EXERCISE MATERIAL
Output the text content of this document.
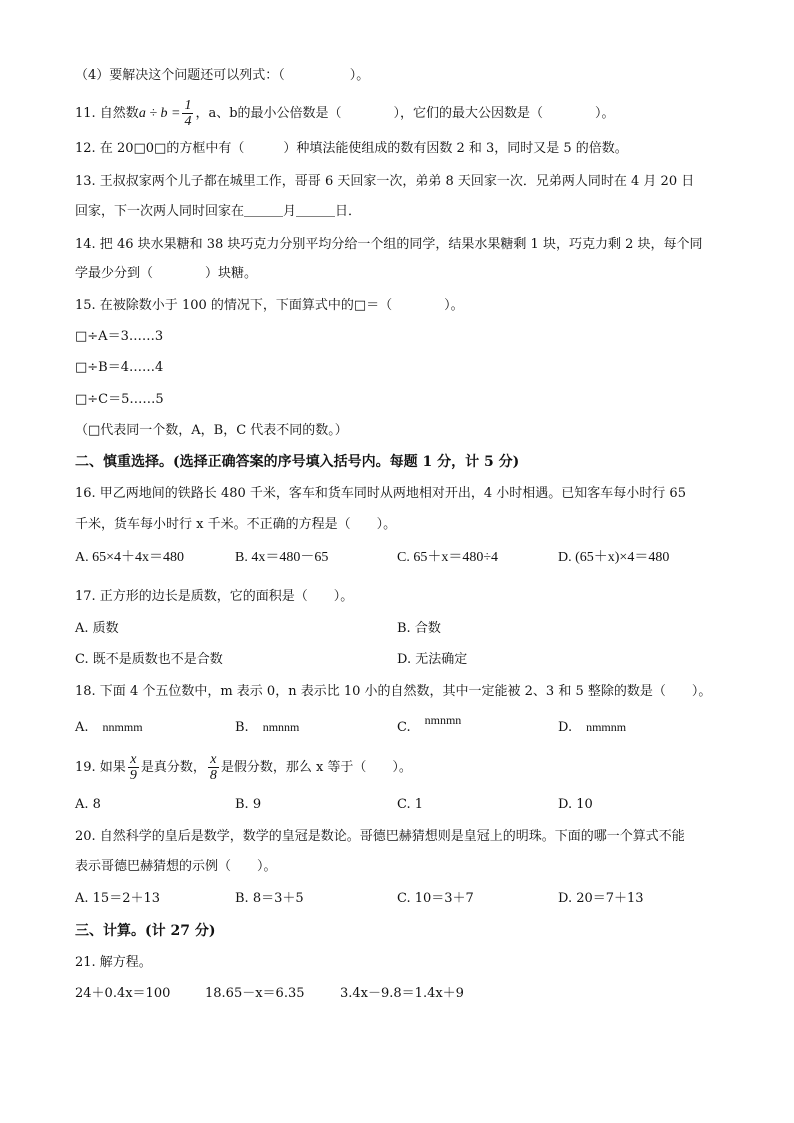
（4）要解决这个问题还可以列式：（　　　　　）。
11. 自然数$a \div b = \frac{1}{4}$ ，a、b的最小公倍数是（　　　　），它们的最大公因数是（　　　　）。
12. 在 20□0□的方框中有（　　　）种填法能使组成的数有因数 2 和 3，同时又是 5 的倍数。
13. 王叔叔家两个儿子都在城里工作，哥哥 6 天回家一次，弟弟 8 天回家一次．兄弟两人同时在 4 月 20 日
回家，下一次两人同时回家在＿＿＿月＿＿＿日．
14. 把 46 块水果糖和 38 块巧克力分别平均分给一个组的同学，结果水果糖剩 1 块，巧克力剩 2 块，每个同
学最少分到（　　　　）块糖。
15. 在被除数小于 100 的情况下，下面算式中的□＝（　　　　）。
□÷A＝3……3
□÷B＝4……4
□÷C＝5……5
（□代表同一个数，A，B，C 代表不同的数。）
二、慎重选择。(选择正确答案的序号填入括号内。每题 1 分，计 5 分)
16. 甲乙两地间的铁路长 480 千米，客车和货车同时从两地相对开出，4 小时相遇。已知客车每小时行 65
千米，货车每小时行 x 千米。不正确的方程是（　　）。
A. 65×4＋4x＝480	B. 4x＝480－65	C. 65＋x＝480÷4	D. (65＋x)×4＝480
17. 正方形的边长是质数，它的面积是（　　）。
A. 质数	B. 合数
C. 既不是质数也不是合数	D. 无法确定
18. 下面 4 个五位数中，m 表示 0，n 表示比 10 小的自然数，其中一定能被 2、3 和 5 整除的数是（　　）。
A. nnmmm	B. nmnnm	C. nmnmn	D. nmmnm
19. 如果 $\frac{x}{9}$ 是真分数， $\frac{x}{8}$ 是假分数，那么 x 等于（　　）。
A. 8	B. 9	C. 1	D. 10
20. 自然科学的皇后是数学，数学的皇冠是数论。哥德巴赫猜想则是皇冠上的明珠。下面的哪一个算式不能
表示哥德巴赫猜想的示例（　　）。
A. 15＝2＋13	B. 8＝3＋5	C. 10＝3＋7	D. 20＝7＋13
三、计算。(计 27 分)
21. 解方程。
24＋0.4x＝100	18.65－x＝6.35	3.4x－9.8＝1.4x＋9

SHORT PROBLEM
Leave the pictures out and output the rest of the listing exactly.

TASK RESPONSE
Output the text content of this document.
（4）要解决这个问题还可以列式：（　　　　　）。
11. 自然数$a \div b = \frac{1}{4}$ ，a、b的最小公倍数是（　　　　），它们的最大公因数是（　　　　）。
12. 在 20□0□的方框中有（　　　）种填法能使组成的数有因数 2 和 3，同时又是 5 的倍数。
13. 王叔叔家两个儿子都在城里工作，哥哥 6 天回家一次，弟弟 8 天回家一次．兄弟两人同时在 4 月 20 日
回家，下一次两人同时回家在＿＿＿月＿＿＿日．
14. 把 46 块水果糖和 38 块巧克力分别平均分给一个组的同学，结果水果糖剩 1 块，巧克力剩 2 块，每个同
学最少分到（　　　　）块糖。
15. 在被除数小于 100 的情况下，下面算式中的□＝（　　　　）。
□÷A＝3……3
□÷B＝4……4
□÷C＝5……5
（□代表同一个数，A，B，C 代表不同的数。）
二、慎重选择。(选择正确答案的序号填入括号内。每题 1 分，计 5 分)
16. 甲乙两地间的铁路长 480 千米，客车和货车同时从两地相对开出，4 小时相遇。已知客车每小时行 65
千米，货车每小时行 x 千米。不正确的方程是（　　）。
A. 65×4＋4x＝480	B. 4x＝480－65	C. 65＋x＝480÷4	D. (65＋x)×4＝480
17. 正方形的边长是质数，它的面积是（　　）。
A. 质数	B. 合数
C. 既不是质数也不是合数	D. 无法确定
18. 下面 4 个五位数中，m 表示 0，n 表示比 10 小的自然数，其中一定能被 2、3 和 5 整除的数是（　　）。
A. nnmmm	B. nmnnm	C. nmnmn	D. nmmnm
19. 如果 $\frac{x}{9}$ 是真分数， $\frac{x}{8}$ 是假分数，那么 x 等于（　　）。
A. 8	B. 9	C. 1	D. 10
20. 自然科学的皇后是数学，数学的皇冠是数论。哥德巴赫猜想则是皇冠上的明珠。下面的哪一个算式不能
表示哥德巴赫猜想的示例（　　）。
A. 15＝2＋13	B. 8＝3＋5	C. 10＝3＋7	D. 20＝7＋13
三、计算。(计 27 分)
21. 解方程。
24＋0.4x＝100	18.65－x＝6.35	3.4x－9.8＝1.4x＋9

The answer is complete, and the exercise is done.